Work required: Here are some entries; quote each one exactly.

Collected data:
--- Begin ---

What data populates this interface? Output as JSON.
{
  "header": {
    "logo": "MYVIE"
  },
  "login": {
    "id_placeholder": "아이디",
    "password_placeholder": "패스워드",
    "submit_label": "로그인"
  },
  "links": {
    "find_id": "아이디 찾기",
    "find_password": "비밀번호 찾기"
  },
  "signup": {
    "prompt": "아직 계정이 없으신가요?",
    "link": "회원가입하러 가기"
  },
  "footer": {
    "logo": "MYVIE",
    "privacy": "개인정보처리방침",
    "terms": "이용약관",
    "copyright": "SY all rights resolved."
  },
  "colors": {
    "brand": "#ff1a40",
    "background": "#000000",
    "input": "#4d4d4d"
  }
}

--- End ---

Exercise solution:
What data populates this interface? Output as JSON.
{
  "header": {
    "logo": "MYVIE"
  },
  "login": {
    "id_placeholder": "아이디",
    "password_placeholder": "패스워드",
    "submit_label": "로그인"
  },
  "links": {
    "find_id": "아이디 찾기",
    "find_password": "비밀번호 찾기"
  },
  "signup": {
    "prompt": "아직 계정이 없으신가요?",
    "link": "회원가입하러 가기"
  },
  "footer": {
    "logo": "MYVIE",
    "privacy": "개인정보처리방침",
    "terms": "이용약관",
    "copyright": "SY all rights resolved."
  },
  "colors": {
    "brand": "#ff1a40",
    "background": "#000000",
    "input": "#4d4d4d"
  }
}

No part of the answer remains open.